**REQUIRED TASK:**
State the number of lines that include the string "Extract", and write nothing else.

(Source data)
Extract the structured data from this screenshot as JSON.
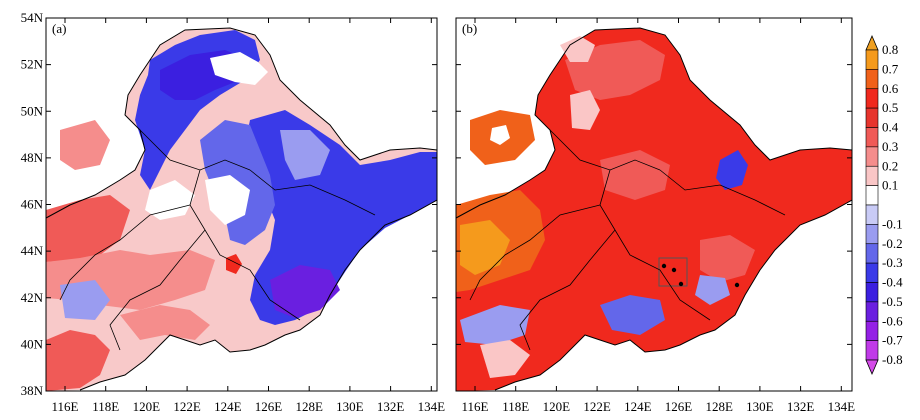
{
  "panels": [
    {
      "label": "(a)",
      "lat_ticks": [
        "54N",
        "52N",
        "50N",
        "48N",
        "46N",
        "44N",
        "42N",
        "40N",
        "38N"
      ],
      "lon_ticks": [
        "116E",
        "118E",
        "120E",
        "122E",
        "124E",
        "126E",
        "128E",
        "130E",
        "132E",
        "134E"
      ]
    },
    {
      "label": "(b)",
      "lat_ticks": [],
      "lon_ticks": [
        "116E",
        "118E",
        "120E",
        "122E",
        "124E",
        "126E",
        "128E",
        "130E",
        "132E",
        "134E"
      ]
    }
  ],
  "colorbar": {
    "labels": [
      "0.8",
      "0.7",
      "0.6",
      "0.5",
      "0.4",
      "0.3",
      "0.2",
      "0.1",
      "-0.1",
      "-0.2",
      "-0.3",
      "-0.4",
      "-0.5",
      "-0.6",
      "-0.7",
      "-0.8"
    ],
    "colors": [
      "#f59a1c",
      "#f0611a",
      "#f0291e",
      "#e7342d",
      "#f05a57",
      "#f58d8c",
      "#fac6c6",
      "#ffffff",
      "#c9cbf6",
      "#9a9cf0",
      "#6367ea",
      "#3a3ae8",
      "#3b1fe0",
      "#6a1fe0",
      "#9420e6",
      "#c03ae8"
    ],
    "top_arrow_color": "#f0a020",
    "bottom_arrow_color": "#d44ae8"
  }
}
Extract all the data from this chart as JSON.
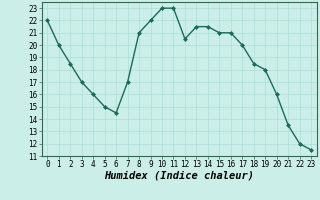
{
  "x": [
    0,
    1,
    2,
    3,
    4,
    5,
    6,
    7,
    8,
    9,
    10,
    11,
    12,
    13,
    14,
    15,
    16,
    17,
    18,
    19,
    20,
    21,
    22,
    23
  ],
  "y": [
    22,
    20,
    18.5,
    17,
    16,
    15,
    14.5,
    17,
    21,
    22,
    23,
    23,
    20.5,
    21.5,
    21.5,
    21,
    21,
    20,
    18.5,
    18,
    16,
    13.5,
    12,
    11.5
  ],
  "line_color": "#1a6b5a",
  "marker": "D",
  "marker_size": 2.0,
  "bg_color": "#cceee8",
  "grid_color_major": "#aaddd8",
  "grid_color_minor": "#cceeea",
  "xlabel": "Humidex (Indice chaleur)",
  "xlabel_fontsize": 7.5,
  "xlim": [
    -0.5,
    23.5
  ],
  "ylim": [
    11,
    23.5
  ],
  "yticks": [
    11,
    12,
    13,
    14,
    15,
    16,
    17,
    18,
    19,
    20,
    21,
    22,
    23
  ],
  "xticks": [
    0,
    1,
    2,
    3,
    4,
    5,
    6,
    7,
    8,
    9,
    10,
    11,
    12,
    13,
    14,
    15,
    16,
    17,
    18,
    19,
    20,
    21,
    22,
    23
  ],
  "tick_fontsize": 5.5,
  "line_width": 1.0
}
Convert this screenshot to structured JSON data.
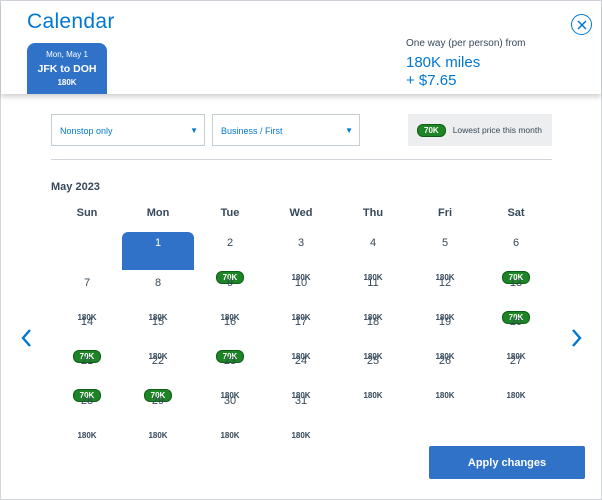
{
  "header": {
    "title": "Calendar",
    "close_icon": "close-icon",
    "selected_tab": {
      "date": "Mon, May 1",
      "route": "JFK to DOH",
      "price": "180K"
    },
    "fare": {
      "label": "One way (per person) from",
      "miles": "180K miles",
      "tax": "+ $7.65"
    }
  },
  "filters": {
    "stops": {
      "value": "Nonstop only"
    },
    "cabin": {
      "value": "Business / First"
    },
    "legend": {
      "badge": "70K",
      "label": "Lowest price this month"
    }
  },
  "calendar": {
    "month": "May 2023",
    "weekdays": [
      "Sun",
      "Mon",
      "Tue",
      "Wed",
      "Thu",
      "Fri",
      "Sat"
    ],
    "first_weekday_index": 1,
    "selected_day": 1,
    "days": [
      {
        "day": "1",
        "price": "180K",
        "lowest": false
      },
      {
        "day": "2",
        "price": "70K",
        "lowest": true
      },
      {
        "day": "3",
        "price": "180K",
        "lowest": false
      },
      {
        "day": "4",
        "price": "180K",
        "lowest": false
      },
      {
        "day": "5",
        "price": "180K",
        "lowest": false
      },
      {
        "day": "6",
        "price": "70K",
        "lowest": true
      },
      {
        "day": "7",
        "price": "180K",
        "lowest": false
      },
      {
        "day": "8",
        "price": "180K",
        "lowest": false
      },
      {
        "day": "9",
        "price": "180K",
        "lowest": false
      },
      {
        "day": "10",
        "price": "180K",
        "lowest": false
      },
      {
        "day": "11",
        "price": "180K",
        "lowest": false
      },
      {
        "day": "12",
        "price": "180K",
        "lowest": false
      },
      {
        "day": "13",
        "price": "70K",
        "lowest": true
      },
      {
        "day": "14",
        "price": "70K",
        "lowest": true
      },
      {
        "day": "15",
        "price": "180K",
        "lowest": false
      },
      {
        "day": "16",
        "price": "70K",
        "lowest": true
      },
      {
        "day": "17",
        "price": "180K",
        "lowest": false
      },
      {
        "day": "18",
        "price": "180K",
        "lowest": false
      },
      {
        "day": "19",
        "price": "180K",
        "lowest": false
      },
      {
        "day": "20",
        "price": "180K",
        "lowest": false
      },
      {
        "day": "21",
        "price": "70K",
        "lowest": true
      },
      {
        "day": "22",
        "price": "70K",
        "lowest": true
      },
      {
        "day": "23",
        "price": "180K",
        "lowest": false
      },
      {
        "day": "24",
        "price": "180K",
        "lowest": false
      },
      {
        "day": "25",
        "price": "180K",
        "lowest": false
      },
      {
        "day": "26",
        "price": "180K",
        "lowest": false
      },
      {
        "day": "27",
        "price": "180K",
        "lowest": false
      },
      {
        "day": "28",
        "price": "180K",
        "lowest": false
      },
      {
        "day": "29",
        "price": "180K",
        "lowest": false
      },
      {
        "day": "30",
        "price": "180K",
        "lowest": false
      },
      {
        "day": "31",
        "price": "180K",
        "lowest": false
      }
    ]
  },
  "nav": {
    "prev_icon": "chevron-left-icon",
    "next_icon": "chevron-right-icon"
  },
  "footer": {
    "apply_label": "Apply changes"
  },
  "colors": {
    "accent": "#0078d2",
    "selected": "#2f72c8",
    "lowest_badge": "#1e8526",
    "text": "#36495a"
  }
}
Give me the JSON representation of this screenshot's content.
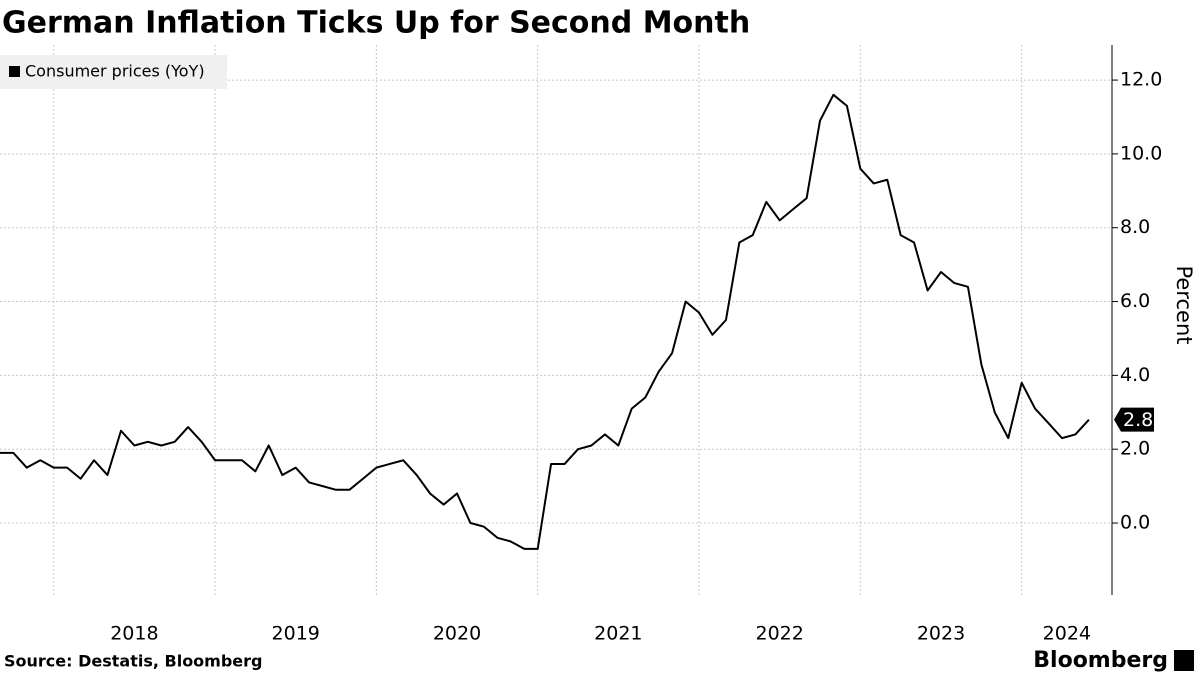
{
  "chart_data": {
    "type": "line",
    "title": "German Inflation Ticks Up for Second Month",
    "y_label": "Percent",
    "source": "Source: Destatis, Bloomberg",
    "brand": "Bloomberg",
    "x": [
      2017.667,
      2017.75,
      2017.833,
      2017.917,
      2018,
      2018.083,
      2018.167,
      2018.25,
      2018.333,
      2018.417,
      2018.5,
      2018.583,
      2018.667,
      2018.75,
      2018.833,
      2018.917,
      2019,
      2019.083,
      2019.167,
      2019.25,
      2019.333,
      2019.417,
      2019.5,
      2019.583,
      2019.667,
      2019.75,
      2019.833,
      2019.917,
      2020,
      2020.083,
      2020.167,
      2020.25,
      2020.333,
      2020.417,
      2020.5,
      2020.583,
      2020.667,
      2020.75,
      2020.833,
      2020.917,
      2021,
      2021.083,
      2021.167,
      2021.25,
      2021.333,
      2021.417,
      2021.5,
      2021.583,
      2021.667,
      2021.75,
      2021.833,
      2021.917,
      2022,
      2022.083,
      2022.167,
      2022.25,
      2022.333,
      2022.417,
      2022.5,
      2022.583,
      2022.667,
      2022.75,
      2022.833,
      2022.917,
      2023,
      2023.083,
      2023.167,
      2023.25,
      2023.333,
      2023.417,
      2023.5,
      2023.583,
      2023.667,
      2023.75,
      2023.833,
      2023.917,
      2024,
      2024.083,
      2024.167,
      2024.25,
      2024.333,
      2024.417
    ],
    "series": [
      {
        "name": "Consumer prices (YoY)",
        "color": "#000000",
        "values": [
          1.9,
          1.9,
          1.5,
          1.7,
          1.5,
          1.5,
          1.2,
          1.7,
          1.3,
          2.5,
          2.1,
          2.2,
          2.1,
          2.2,
          2.6,
          2.2,
          1.7,
          1.7,
          1.7,
          1.4,
          2.1,
          1.3,
          1.5,
          1.1,
          1.0,
          0.9,
          0.9,
          1.2,
          1.5,
          1.6,
          1.7,
          1.3,
          0.8,
          0.5,
          0.8,
          0.0,
          -0.1,
          -0.4,
          -0.5,
          -0.7,
          -0.7,
          1.6,
          1.6,
          2.0,
          2.1,
          2.4,
          2.1,
          3.1,
          3.4,
          4.1,
          4.6,
          6.0,
          5.7,
          5.1,
          5.5,
          7.6,
          7.8,
          8.7,
          8.2,
          8.5,
          8.8,
          10.9,
          11.6,
          11.3,
          9.6,
          9.2,
          9.3,
          7.8,
          7.6,
          6.3,
          6.8,
          6.5,
          6.4,
          4.3,
          3.0,
          2.3,
          3.8,
          3.1,
          2.7,
          2.3,
          2.4,
          2.8
        ]
      }
    ],
    "xlim": [
      2017.667,
      2024.56
    ],
    "xticks": [
      2018,
      2019,
      2020,
      2021,
      2022,
      2023,
      2024
    ],
    "ylim": [
      -1.95,
      12.95
    ],
    "yticks": [
      {
        "value": 0,
        "label": "0.0"
      },
      {
        "value": 2,
        "label": "2.0"
      },
      {
        "value": 4,
        "label": "4.0"
      },
      {
        "value": 6,
        "label": "6.0"
      },
      {
        "value": 8,
        "label": "8.0"
      },
      {
        "value": 10,
        "label": "10.0"
      },
      {
        "value": 12,
        "label": "12.0"
      }
    ],
    "grid": true,
    "legend": "top-left"
  }
}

**RESPONSE TO THIS EXERCISE:**
2